EXERCISE DESCRIPTION:
In the CFTC press release below, on what date was the complaint against the defendants filed?

-- Start of EXTRACT PROVIDED --

For Release: July 3, 2003
CFTC FILES FRAUD CHARGES AGAINST A NORTH CAROLINA FOREIGN CURRENCY TRADER AND HIS FIRM, WHO SOLICITED $1.2 MILLION FROM RETAIL INVESTORS
CFTC Alleges that Defendants James Darren Moore and JDM Investments Concealed Trading Losses of Almost $500,000 by Issuing False Account Statements to Customers
WASHINGTON, D.C. -- The U.S. Commodity Futures Trading Commission (CFTC) announced that a federal court in North Carolina issued a preliminary injunction against James Darren Moore, a resident of Fairview, North Carolina, and JDM Investments, an Asheville, North Carolina company, in a CFTC enforcement action charging the defendants with fraud. The consent order of preliminary injunction also enjoins the defendants from engaging in conduct that violates the federal commodities laws during the course of the litigation and prohibits the destruction of documents.
The order, issued on July 1, 2003, stems from a CFTC complaint, filed on June 19, 2003, alleging that, from April 2001 to the present, the defendants solicited customers to participate in a commodity pool to trade foreign currency (FOREX) futures contracts. According to the complaint, the defendants claimed to have accepted approximately $1.2 million from more than 50 customers, although, as the complaint further alleges, the defendants deposited only approximately $634,000 in a trading account. Starting in October 2001 and continuing until December 2002, it is alleged that the defendants sustained aggregate trading losses of almost $500,000 and that the defendants hid such losses from their customers by sending false account statements, which showed that the pool was trading profitably.

-- End of EXTRACT PROVIDED --
-- Start of PROVIDED MATERIAL --

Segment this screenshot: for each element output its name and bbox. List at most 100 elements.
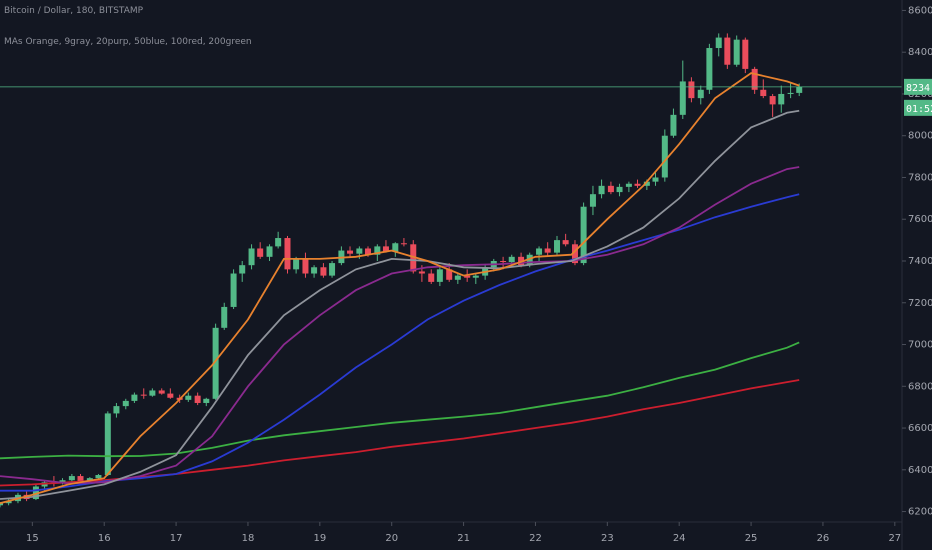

-- End of PROVIDED MATERIAL --

ANSWER BELOW:
June 19, 2003